▶ [TO-DO LIST]
1. From the article on the Iran nuclear framework, copy the passage starting with "As Mr. Obama" and going on through "the president’s remarks.", word for word.
2. Write the next part of the article about President Obama's nuclear framework agreement with Iran, picking up after its final sentence.

▶ [EXTRACT PROVIDED]
The framework nuclear agreement he reached with Iran on Thursday did not provide the definitive answer to whether Mr. Obama’s audacious gamble will pay off. The fist Iran has shaken at the so-called Great Satan since 1979 has not completely relaxed. But the fingers are loosening, and the agreement, while still incomplete, held out the prospect that it might yet become a handshake.

For a president whose ambitions to remake the world have been repeatedly frustrated, the possibility of a reconciliation after 36 years of hostility between Washington and Tehran now seems tantalizingly within reach, a way to be worthy of the Nobel Peace Prize that even he believed was awarded prematurely. Yet the deal remains unfinished and unsigned, and critics worry that he is giving up too much while grasping for the illusion of peace.
“Right now, he has no foreign policy legacy,” said Cliff Kupchan, an Iran specialist who has been tracking the talks as chairman of the Eurasia Group, a consulting firm. “He’s got a list of foreign policy failures. A deal with Iran and the ensuing transformation of politics in the Middle East would provide one of the more robust foreign policy legacies of any recent presidencies. It’s kind of all in for Obama. He has nothing else. So for him, it’s all or nothing.”
As Mr. Obama stepped into the Rose Garden to announce what he called a historic understanding, he seemed both relieved that it had come together and combative with those in Congress who would tear it apart. While its provisions must be translated into writing by June 30, he presented it as a breakthrough that would, if made final, make the world a safer place, the kind of legacy any president would like to leave. “This has been a long time coming,” he said.
Mr. Obama cited the same John F. Kennedy quote he referenced earlier in the week when visiting a new institute dedicated to the former president’s brother, Senator Edward M. Kennedy: “Let us never negotiate out of fear, but let us never fear to negotiate.” The sense of celebration was captured by aides standing nearby in the Colonnade who exchanged fist bumps at the end of the president’s remarks.
But Mr. Obama will have a hard time convincing a skeptical Congress, where Republicans and many Democrats are deeply concerned that he has grown so desperate to reach a deal that he is trading away American and Israeli security. As he tries to reach finality with Iran, he will have to fend off legislative efforts, joined even by some of his friends, to force a tougher posture.
House Speaker John A. Boehner, who has been traveling in the Middle East in recent days, repeated his insistence that Congress review any deal before sanctions are eased. “My concerns about Iran’s efforts to foment unrest, brutal violence and terror have only grown,” Mr. Boehner said in a statement. “It would be naïve to suggest the Iranian regime will not continue to use its nuclear program, and any economic relief, to further destabilize the region.”

▶ [SUPPLIED INFORMATION]
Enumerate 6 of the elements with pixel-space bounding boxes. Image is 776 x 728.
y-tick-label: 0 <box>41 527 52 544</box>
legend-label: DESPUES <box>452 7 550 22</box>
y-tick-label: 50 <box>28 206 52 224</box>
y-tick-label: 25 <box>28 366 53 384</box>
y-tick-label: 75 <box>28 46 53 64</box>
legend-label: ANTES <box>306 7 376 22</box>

▶ [RESPONSES]
1.
As Mr. Obama stepped into the Rose Garden to announce what he called a historic understanding, he seemed both relieved that it had come together and combative with those in Congress who would tear it apart. While its provisions must be translated into writing by June 30, he presented it as a breakthrough that would, if made final, make the world a safer place, the kind of legacy any president would like to leave. “This has been a long time coming,” he said.
Mr. Obama cited the same John F. Kennedy quote he referenced earlier in the week when visiting a new institute dedicated to the former president’s brother, Senator Edward M. Kennedy: “Let us never negotiate out of fear, but let us never fear to negotiate.” The sense of celebration was captured by aides standing nearby in the Colonnade who exchanged fist bumps at the end of the president’s remarks.

2.
Mr. Obama tried to reverse that argument on Thursday, framing the choice as either accepting his deal or risking war, a binary formulation his critics reject. “Do you really think that this verifiable deal, if fully implemented, backed by the world’s major powers, is a worse option than the risk of another war in the Middle East?” Mr. Obama asked. If Congress kills the deal, he said, “then it’s the United States that will be blamed for the failure of diplomacy.”
An agreement with Iran remains the most promising goal left in a foreign policy agenda that has unraveled since Mr. Obama took office. Rather than building a new partnership with Russia, he faces a new cold war. Rather than ending the war in Iraq, he has sent American forces back to fight the Islamic State, though primarily from the air. Rather than defeating Al Qaeda, he finds himself chasing its offshoots. Rather than forging peace in the Middle East, he said recently that is beyond his reach.
Mr. Obama still aspires to reorient American foreign policy more toward Asia, and a pending Pacific trade pact could have a lasting impact if he can seal the deal and push it through Congress. He has nudged the world, particularly China, toward more action on climate change. He will count the restoration of diplomatic relations with Cuba after a half-century of estrangement as a major achievement.
But with so many disappointments, Iran has become something of a holy grail of foreign policy to Mr. Obama, one that could hold the key to a broader reordering of a region that has bedeviled American presidents for generations. Aides say he has spent more time on Iran than any other foreign policy issue except Afghanistan and terrorism.
Since the 1979 Iranian revolution that swept out the Washington-supported shah and brought to power an anti-American Islamic leadership, the country has been the most sustained destabilizing force in the Middle East — a sponsor of the terrorist groups Hezbollah and Hamas, a supporter of Shiite militias that killed American soldiers in Iraq, a patron of Syria’s government in its bloody civil war, and now a backer of the rebels who pushed out the president of Yemen.
A nuclear agreement will not change all of that, or perhaps any of that, a point Mr. Obama’s critics have made repeatedly. But Mr. Obama hopes it can be the start of a new era. An Iran that would “rejoin the community of nations,” as he put it Thursday, may have incentive to stop fomenting so much trouble. Failure as Mr. Obama sees it means more war, more instability. He has been willing to gamble America’s relationship with Israel and his own presidency on that premise.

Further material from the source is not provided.